• _Exercise material_:
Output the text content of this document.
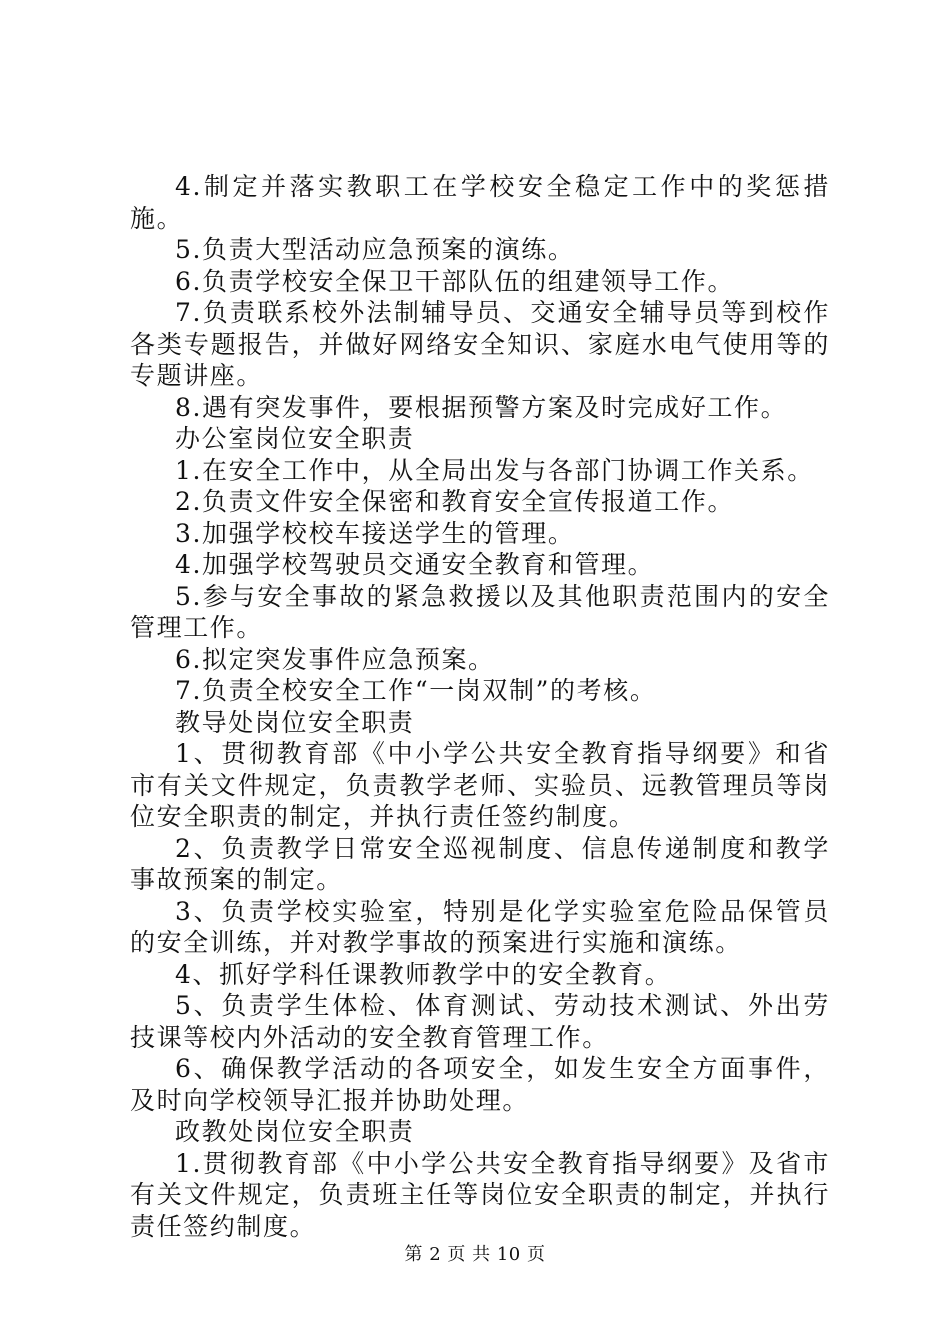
4.制定并落实教职工在学校安全稳定工作中的奖惩措施。

5.负责大型活动应急预案的演练。

6.负责学校安全保卫干部队伍的组建领导工作。

7.负责联系校外法制辅导员、交通安全辅导员等到校作各类专题报告，并做好网络安全知识、家庭水电气使用等的专题讲座。

8.遇有突发事件，要根据预警方案及时完成好工作。

办公室岗位安全职责

1.在安全工作中，从全局出发与各部门协调工作关系。

2.负责文件安全保密和教育安全宣传报道工作。

3.加强学校校车接送学生的管理。

4.加强学校驾驶员交通安全教育和管理。

5.参与安全事故的紧急救援以及其他职责范围内的安全管理工作。

6.拟定突发事件应急预案。

7.负责全校安全工作“一岗双制”的考核。

教导处岗位安全职责

1、贯彻教育部《中小学公共安全教育指导纲要》和省市有关文件规定，负责教学老师、实验员、远教管理员等岗位安全职责的制定，并执行责任签约制度。

2、负责教学日常安全巡视制度、信息传递制度和教学事故预案的制定。

3、负责学校实验室，特别是化学实验室危险品保管员的安全训练，并对教学事故的预案进行实施和演练。

4、抓好学科任课教师教学中的安全教育。

5、负责学生体检、体育测试、劳动技术测试、外出劳技课等校内外活动的安全教育管理工作。

6、确保教学活动的各项安全，如发生安全方面事件，及时向学校领导汇报并协助处理。

政教处岗位安全职责

1.贯彻教育部《中小学公共安全教育指导纲要》及省市有关文件规定，负责班主任等岗位安全职责的制定，并执行责任签约制度。

第 2 页 共 10 页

• _What is being asked_: The data above needs to be retyped exactly, with the images left out.

• _Reply to the exercise_:
Output the text content of this document.
4.制定并落实教职工在学校安全稳定工作中的奖惩措施。

5.负责大型活动应急预案的演练。

6.负责学校安全保卫干部队伍的组建领导工作。

7.负责联系校外法制辅导员、交通安全辅导员等到校作各类专题报告，并做好网络安全知识、家庭水电气使用等的专题讲座。

8.遇有突发事件，要根据预警方案及时完成好工作。

办公室岗位安全职责

1.在安全工作中，从全局出发与各部门协调工作关系。

2.负责文件安全保密和教育安全宣传报道工作。

3.加强学校校车接送学生的管理。

4.加强学校驾驶员交通安全教育和管理。

5.参与安全事故的紧急救援以及其他职责范围内的安全管理工作。

6.拟定突发事件应急预案。

7.负责全校安全工作“一岗双制”的考核。

教导处岗位安全职责

1、贯彻教育部《中小学公共安全教育指导纲要》和省市有关文件规定，负责教学老师、实验员、远教管理员等岗位安全职责的制定，并执行责任签约制度。

2、负责教学日常安全巡视制度、信息传递制度和教学事故预案的制定。

3、负责学校实验室，特别是化学实验室危险品保管员的安全训练，并对教学事故的预案进行实施和演练。

4、抓好学科任课教师教学中的安全教育。

5、负责学生体检、体育测试、劳动技术测试、外出劳技课等校内外活动的安全教育管理工作。

6、确保教学活动的各项安全，如发生安全方面事件，及时向学校领导汇报并协助处理。

政教处岗位安全职责

1.贯彻教育部《中小学公共安全教育指导纲要》及省市有关文件规定，负责班主任等岗位安全职责的制定，并执行责任签约制度。

第 2 页 共 10 页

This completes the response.